-- begin --
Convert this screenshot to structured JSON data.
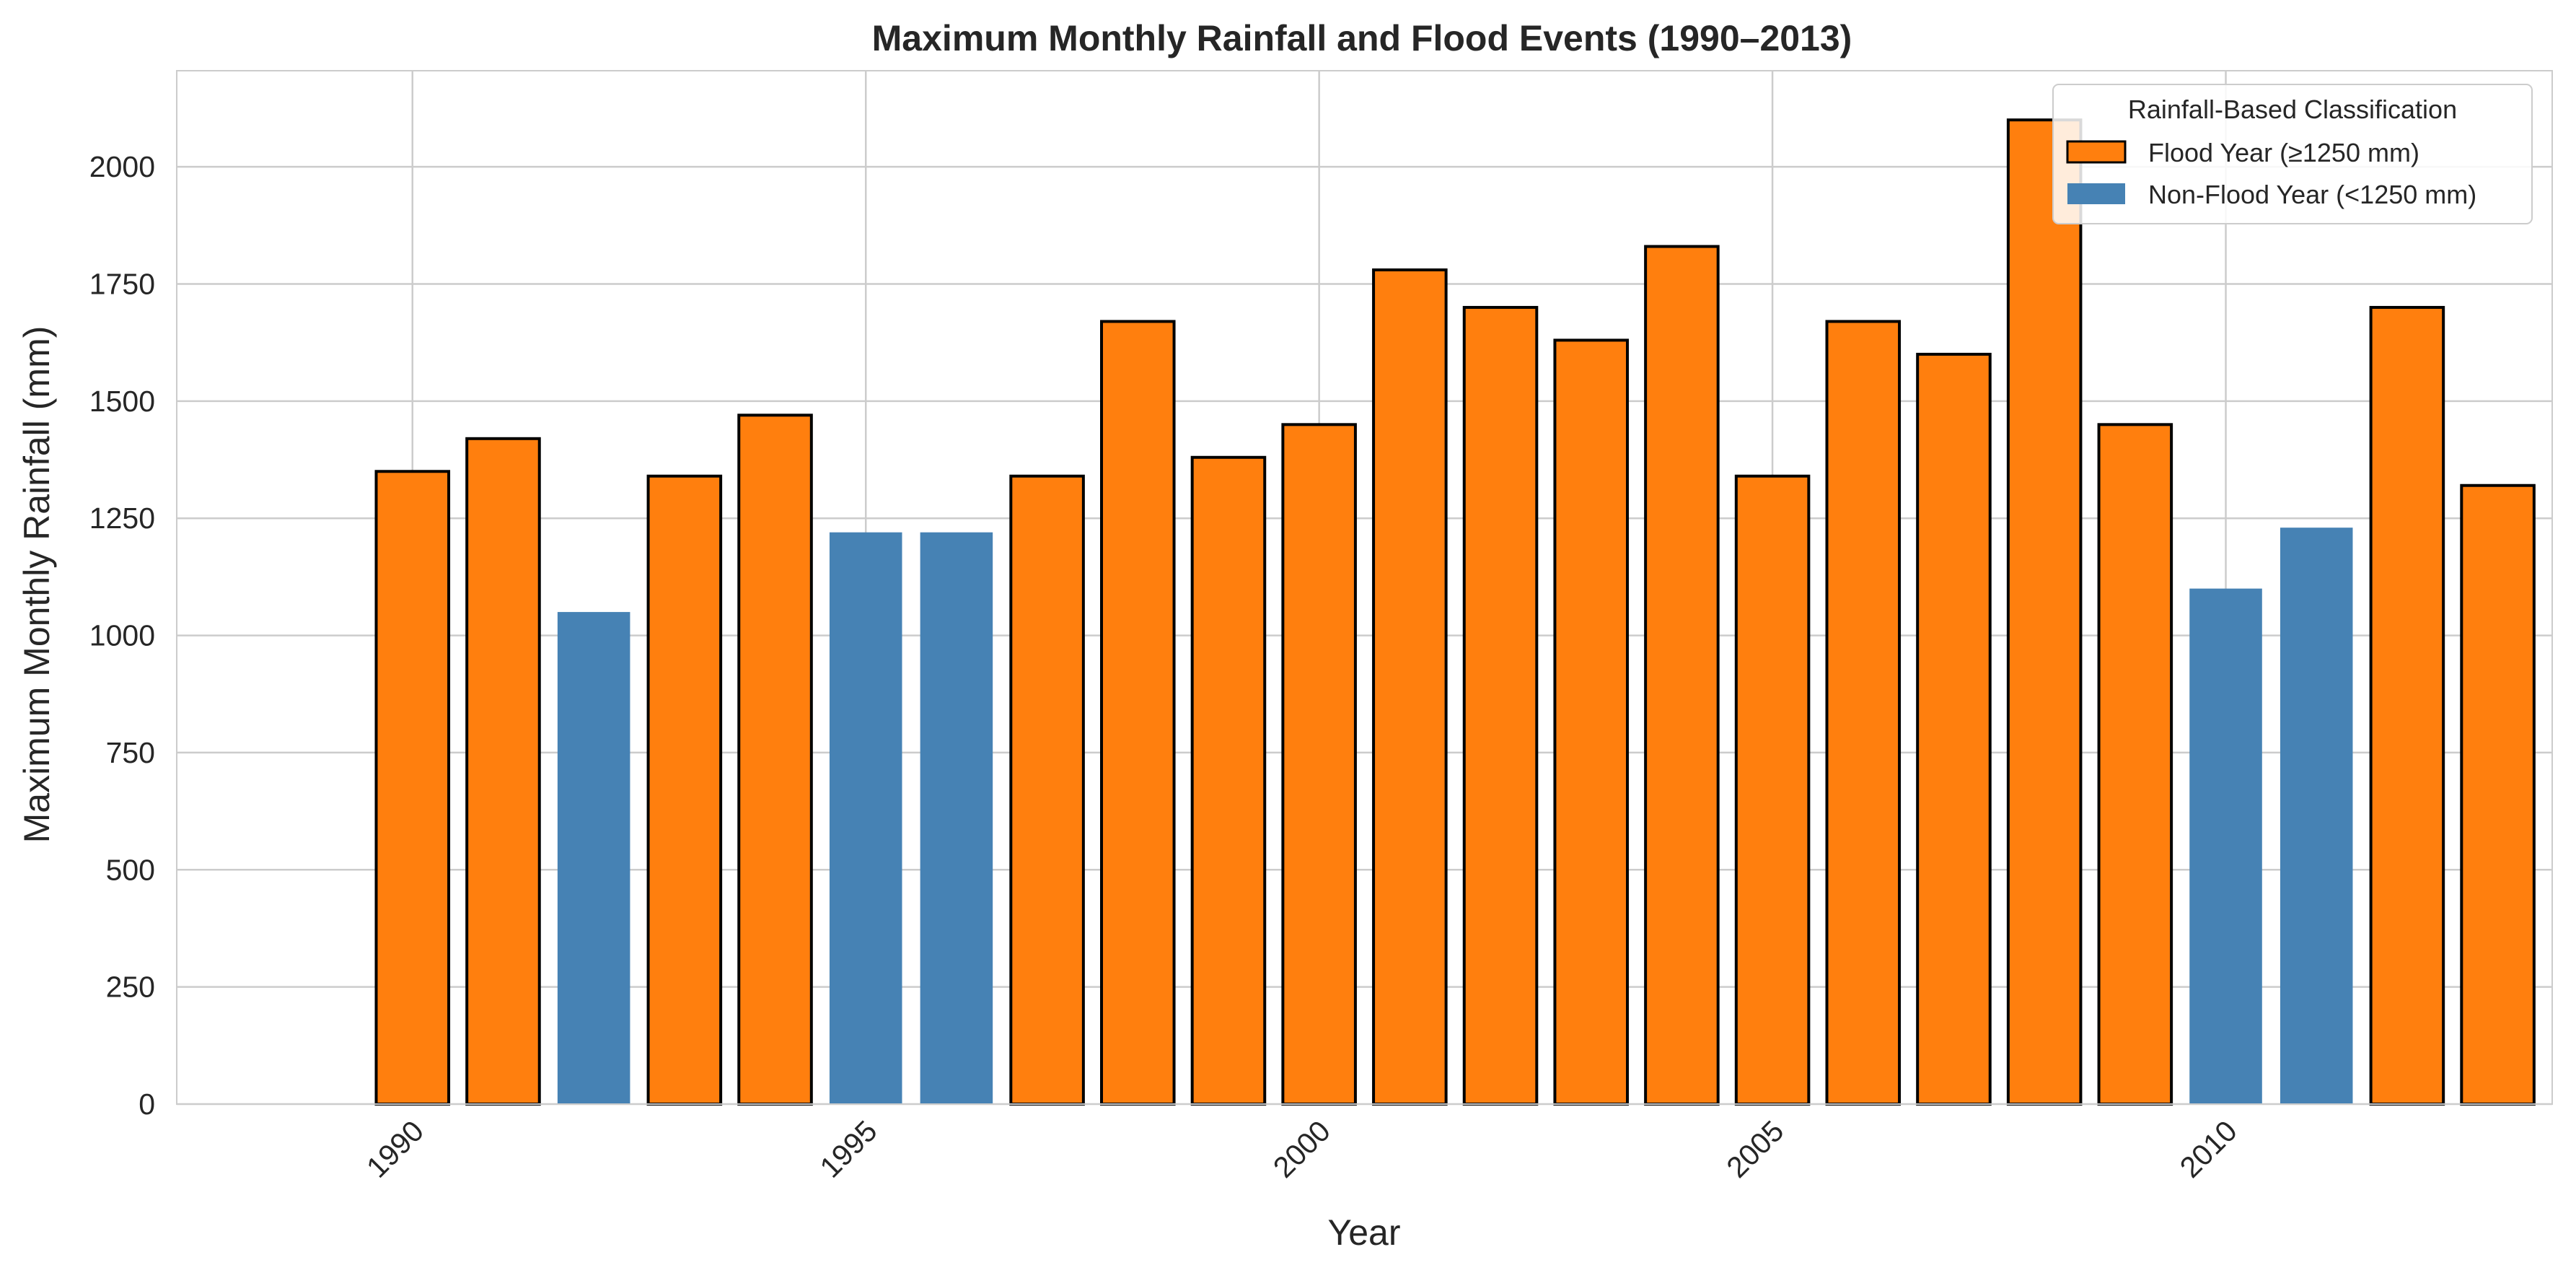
{
  "chart_data": {
    "type": "bar",
    "title": "Maximum Monthly Rainfall and Flood Events (1990–2013)",
    "xlabel": "Year",
    "ylabel": "Maximum Monthly Rainfall (mm)",
    "categories": [
      1990,
      1991,
      1992,
      1993,
      1994,
      1995,
      1996,
      1997,
      1998,
      1999,
      2000,
      2001,
      2002,
      2003,
      2004,
      2005,
      2006,
      2007,
      2008,
      2009,
      2010,
      2011,
      2012,
      2013
    ],
    "values": [
      1350,
      1420,
      1050,
      1340,
      1470,
      1220,
      1220,
      1340,
      1670,
      1380,
      1450,
      1780,
      1700,
      1630,
      1830,
      1340,
      1670,
      1600,
      2100,
      1450,
      1100,
      1230,
      1700,
      1320
    ],
    "classification": [
      "flood",
      "flood",
      "non-flood",
      "flood",
      "flood",
      "non-flood",
      "non-flood",
      "flood",
      "flood",
      "flood",
      "flood",
      "flood",
      "flood",
      "flood",
      "flood",
      "flood",
      "flood",
      "flood",
      "flood",
      "flood",
      "non-flood",
      "non-flood",
      "flood",
      "flood"
    ],
    "xticks": [
      1990,
      1995,
      2000,
      2005,
      2010
    ],
    "xlim": [
      1987.4,
      2013.6
    ],
    "yticks": [
      0,
      250,
      500,
      750,
      1000,
      1250,
      1500,
      1750,
      2000
    ],
    "ylim": [
      0,
      2205
    ],
    "grid": true,
    "legend": {
      "title": "Rainfall-Based Classification",
      "placement": "top-right",
      "entries": [
        {
          "key": "flood",
          "label": "Flood Year (≥1250 mm)"
        },
        {
          "key": "non-flood",
          "label": "Non-Flood Year (<1250 mm)"
        }
      ]
    },
    "colors": {
      "flood": "#ff7f0e",
      "non-flood": "#4682b4",
      "edge": "#000000",
      "grid": "#cccccc",
      "spine": "#cccccc",
      "text": "#262626"
    }
  }
}
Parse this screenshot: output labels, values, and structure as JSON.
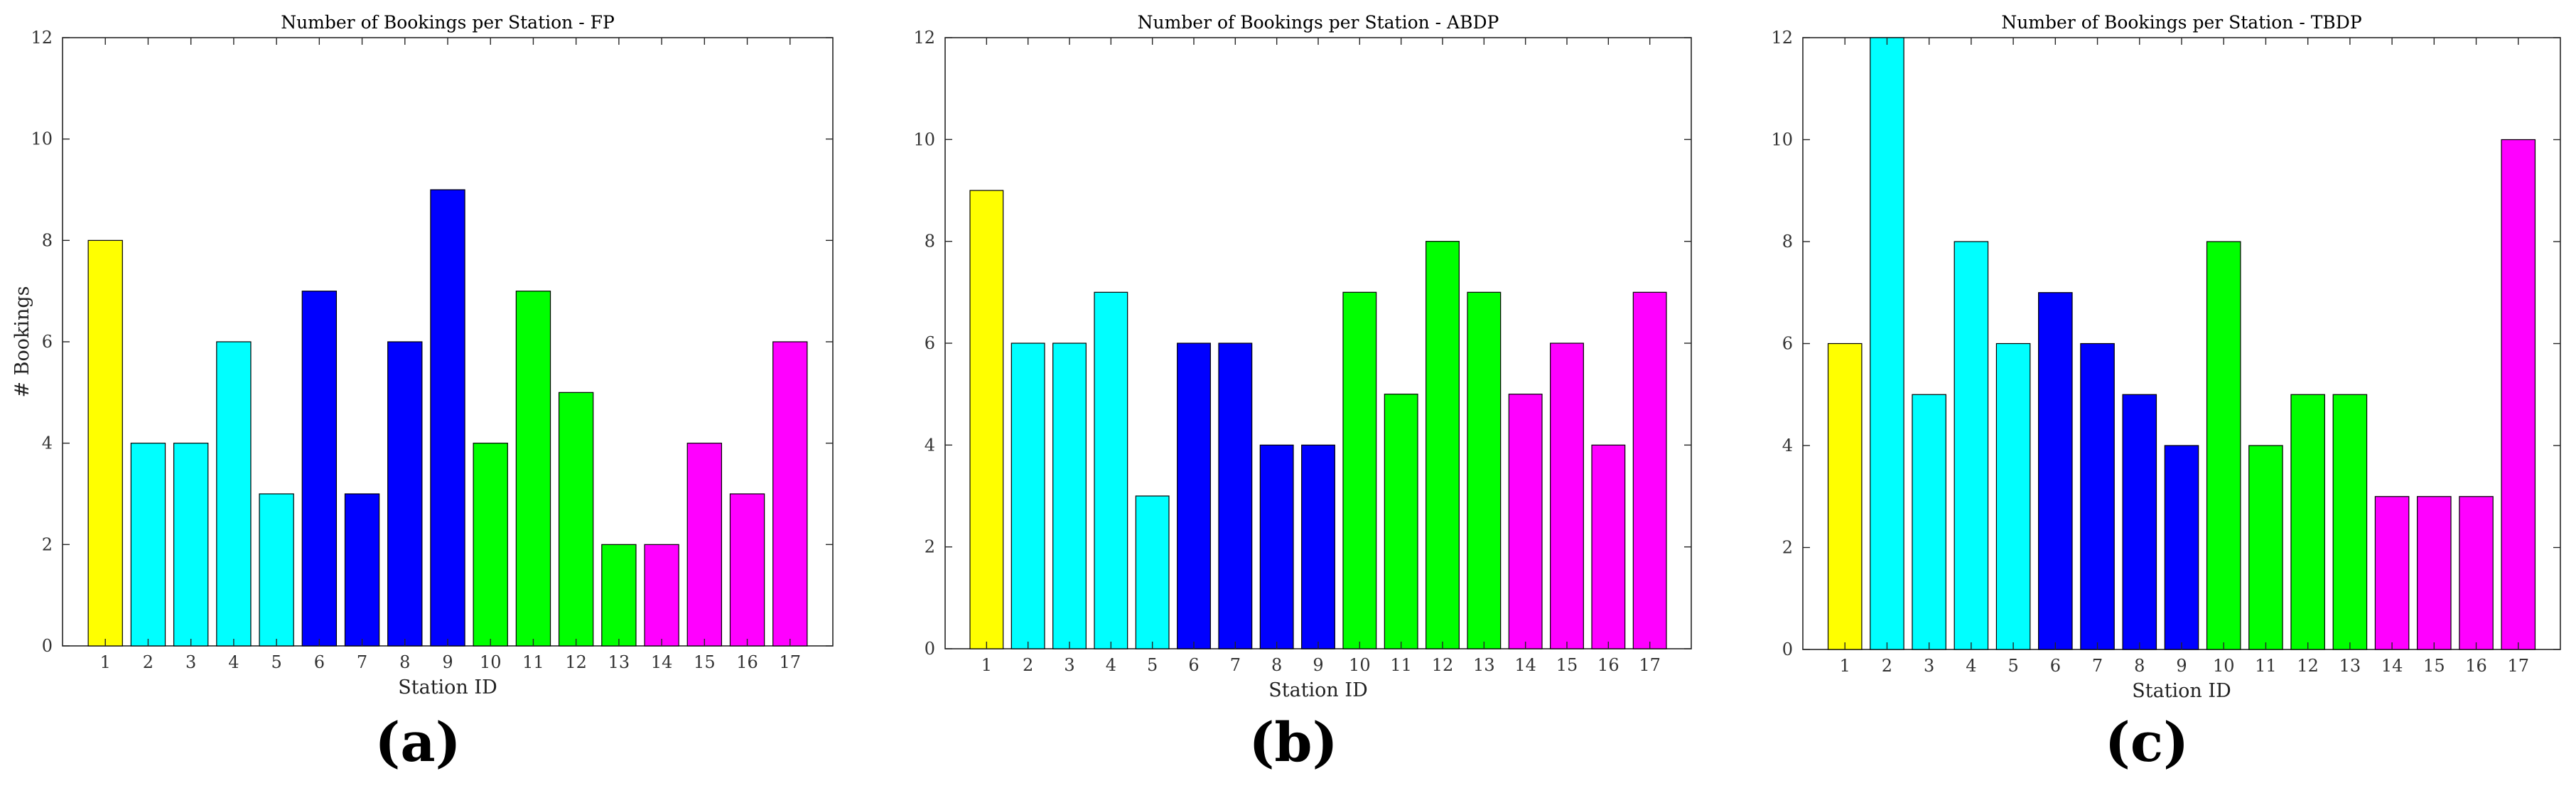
-- end --
Retype each record exactly as it stands, but do not include the pictures.

Convert this screenshot to structured JSON data.
{
  "chart_data": {
    "type": "bar",
    "title": "Maximum Monthly Rainfall and Flood Events (1990–2013)",
    "xlabel": "Year",
    "ylabel": "Maximum Monthly Rainfall (mm)",
    "categories": [
      1990,
      1991,
      1992,
      1993,
      1994,
      1995,
      1996,
      1997,
      1998,
      1999,
      2000,
      2001,
      2002,
      2003,
      2004,
      2005,
      2006,
      2007,
      2008,
      2009,
      2010,
      2011,
      2012,
      2013
    ],
    "values": [
      1350,
      1420,
      1050,
      1340,
      1470,
      1220,
      1220,
      1340,
      1670,
      1380,
      1450,
      1780,
      1700,
      1630,
      1830,
      1340,
      1670,
      1600,
      2100,
      1450,
      1100,
      1230,
      1700,
      1320
    ],
    "classification": [
      "flood",
      "flood",
      "non-flood",
      "flood",
      "flood",
      "non-flood",
      "non-flood",
      "flood",
      "flood",
      "flood",
      "flood",
      "flood",
      "flood",
      "flood",
      "flood",
      "flood",
      "flood",
      "flood",
      "flood",
      "flood",
      "non-flood",
      "non-flood",
      "flood",
      "flood"
    ],
    "xticks": [
      1990,
      1995,
      2000,
      2005,
      2010
    ],
    "xlim": [
      1987.4,
      2013.6
    ],
    "yticks": [
      0,
      250,
      500,
      750,
      1000,
      1250,
      1500,
      1750,
      2000
    ],
    "ylim": [
      0,
      2205
    ],
    "grid": true,
    "legend": {
      "title": "Rainfall-Based Classification",
      "placement": "top-right",
      "entries": [
        {
          "key": "flood",
          "label": "Flood Year (≥1250 mm)"
        },
        {
          "key": "non-flood",
          "label": "Non-Flood Year (<1250 mm)"
        }
      ]
    },
    "colors": {
      "flood": "#ff7f0e",
      "non-flood": "#4682b4",
      "edge": "#000000",
      "grid": "#cccccc",
      "spine": "#cccccc",
      "text": "#262626"
    }
  }
}
Parse this screenshot: output labels, values, and structure as JSON.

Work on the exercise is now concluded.